DATASET —
[Start of section]

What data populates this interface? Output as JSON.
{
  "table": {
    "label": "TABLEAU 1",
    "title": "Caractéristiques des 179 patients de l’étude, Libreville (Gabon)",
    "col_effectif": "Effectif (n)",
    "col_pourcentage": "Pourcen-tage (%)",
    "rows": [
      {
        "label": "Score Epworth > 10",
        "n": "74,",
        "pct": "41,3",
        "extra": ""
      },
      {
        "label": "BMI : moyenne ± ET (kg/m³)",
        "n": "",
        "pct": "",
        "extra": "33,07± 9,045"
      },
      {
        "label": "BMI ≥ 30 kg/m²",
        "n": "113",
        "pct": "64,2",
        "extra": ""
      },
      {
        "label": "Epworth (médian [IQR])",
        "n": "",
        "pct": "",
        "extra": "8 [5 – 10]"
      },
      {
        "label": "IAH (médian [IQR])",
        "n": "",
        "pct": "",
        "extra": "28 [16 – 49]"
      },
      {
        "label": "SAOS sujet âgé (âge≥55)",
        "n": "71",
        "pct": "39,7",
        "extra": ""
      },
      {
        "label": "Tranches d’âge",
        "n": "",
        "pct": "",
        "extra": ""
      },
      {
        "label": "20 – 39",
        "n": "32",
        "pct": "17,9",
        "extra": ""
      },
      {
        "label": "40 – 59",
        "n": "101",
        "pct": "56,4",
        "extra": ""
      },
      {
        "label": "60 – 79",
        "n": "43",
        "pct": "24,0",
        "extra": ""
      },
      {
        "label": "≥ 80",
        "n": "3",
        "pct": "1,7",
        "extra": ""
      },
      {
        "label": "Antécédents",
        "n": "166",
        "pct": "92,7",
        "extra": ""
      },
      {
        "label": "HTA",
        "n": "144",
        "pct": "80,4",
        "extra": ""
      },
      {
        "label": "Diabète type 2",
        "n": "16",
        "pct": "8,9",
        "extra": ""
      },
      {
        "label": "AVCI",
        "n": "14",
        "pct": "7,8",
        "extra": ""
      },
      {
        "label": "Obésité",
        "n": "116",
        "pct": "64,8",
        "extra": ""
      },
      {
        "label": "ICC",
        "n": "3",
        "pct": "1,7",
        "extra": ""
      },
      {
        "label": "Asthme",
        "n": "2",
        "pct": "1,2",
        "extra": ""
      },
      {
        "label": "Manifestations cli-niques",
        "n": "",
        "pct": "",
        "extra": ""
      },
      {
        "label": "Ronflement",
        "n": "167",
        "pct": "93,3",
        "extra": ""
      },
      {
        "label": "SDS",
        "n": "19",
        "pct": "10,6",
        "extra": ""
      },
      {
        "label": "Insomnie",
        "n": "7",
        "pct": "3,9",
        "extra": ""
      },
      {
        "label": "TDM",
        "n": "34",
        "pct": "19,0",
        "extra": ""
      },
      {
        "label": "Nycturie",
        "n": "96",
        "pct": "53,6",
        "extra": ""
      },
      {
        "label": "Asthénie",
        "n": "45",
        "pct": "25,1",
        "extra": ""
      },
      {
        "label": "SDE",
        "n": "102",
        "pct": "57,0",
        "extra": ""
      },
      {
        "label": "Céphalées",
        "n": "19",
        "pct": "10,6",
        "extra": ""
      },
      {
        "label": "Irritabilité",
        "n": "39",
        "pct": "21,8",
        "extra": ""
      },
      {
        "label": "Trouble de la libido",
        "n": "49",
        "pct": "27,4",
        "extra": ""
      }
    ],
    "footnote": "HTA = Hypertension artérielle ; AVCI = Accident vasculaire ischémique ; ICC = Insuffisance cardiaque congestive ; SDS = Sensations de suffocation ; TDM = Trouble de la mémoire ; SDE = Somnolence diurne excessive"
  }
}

[End of section]

REQUIRED ACTION — Retype all the material exactly as shown.

ANSWER TO THE PROBLEM —
What data populates this interface? Output as JSON.
{
  "table": {
    "label": "TABLEAU 1",
    "title": "Caractéristiques des 179 patients de l’étude, Libreville (Gabon)",
    "col_effectif": "Effectif (n)",
    "col_pourcentage": "Pourcen-tage (%)",
    "rows": [
      {
        "label": "Score Epworth > 10",
        "n": "74,",
        "pct": "41,3",
        "extra": ""
      },
      {
        "label": "BMI : moyenne ± ET (kg/m³)",
        "n": "",
        "pct": "",
        "extra": "33,07± 9,045"
      },
      {
        "label": "BMI ≥ 30 kg/m²",
        "n": "113",
        "pct": "64,2",
        "extra": ""
      },
      {
        "label": "Epworth (médian [IQR])",
        "n": "",
        "pct": "",
        "extra": "8 [5 – 10]"
      },
      {
        "label": "IAH (médian [IQR])",
        "n": "",
        "pct": "",
        "extra": "28 [16 – 49]"
      },
      {
        "label": "SAOS sujet âgé (âge≥55)",
        "n": "71",
        "pct": "39,7",
        "extra": ""
      },
      {
        "label": "Tranches d’âge",
        "n": "",
        "pct": "",
        "extra": ""
      },
      {
        "label": "20 – 39",
        "n": "32",
        "pct": "17,9",
        "extra": ""
      },
      {
        "label": "40 – 59",
        "n": "101",
        "pct": "56,4",
        "extra": ""
      },
      {
        "label": "60 – 79",
        "n": "43",
        "pct": "24,0",
        "extra": ""
      },
      {
        "label": "≥ 80",
        "n": "3",
        "pct": "1,7",
        "extra": ""
      },
      {
        "label": "Antécédents",
        "n": "166",
        "pct": "92,7",
        "extra": ""
      },
      {
        "label": "HTA",
        "n": "144",
        "pct": "80,4",
        "extra": ""
      },
      {
        "label": "Diabète type 2",
        "n": "16",
        "pct": "8,9",
        "extra": ""
      },
      {
        "label": "AVCI",
        "n": "14",
        "pct": "7,8",
        "extra": ""
      },
      {
        "label": "Obésité",
        "n": "116",
        "pct": "64,8",
        "extra": ""
      },
      {
        "label": "ICC",
        "n": "3",
        "pct": "1,7",
        "extra": ""
      },
      {
        "label": "Asthme",
        "n": "2",
        "pct": "1,2",
        "extra": ""
      },
      {
        "label": "Manifestations cli-niques",
        "n": "",
        "pct": "",
        "extra": ""
      },
      {
        "label": "Ronflement",
        "n": "167",
        "pct": "93,3",
        "extra": ""
      },
      {
        "label": "SDS",
        "n": "19",
        "pct": "10,6",
        "extra": ""
      },
      {
        "label": "Insomnie",
        "n": "7",
        "pct": "3,9",
        "extra": ""
      },
      {
        "label": "TDM",
        "n": "34",
        "pct": "19,0",
        "extra": ""
      },
      {
        "label": "Nycturie",
        "n": "96",
        "pct": "53,6",
        "extra": ""
      },
      {
        "label": "Asthénie",
        "n": "45",
        "pct": "25,1",
        "extra": ""
      },
      {
        "label": "SDE",
        "n": "102",
        "pct": "57,0",
        "extra": ""
      },
      {
        "label": "Céphalées",
        "n": "19",
        "pct": "10,6",
        "extra": ""
      },
      {
        "label": "Irritabilité",
        "n": "39",
        "pct": "21,8",
        "extra": ""
      },
      {
        "label": "Trouble de la libido",
        "n": "49",
        "pct": "27,4",
        "extra": ""
      }
    ],
    "footnote": "HTA = Hypertension artérielle ; AVCI = Accident vasculaire ischémique ; ICC = Insuffisance cardiaque congestive ; SDS = Sensations de suffocation ; TDM = Trouble de la mémoire ; SDE = Somnolence diurne excessive"
  }
}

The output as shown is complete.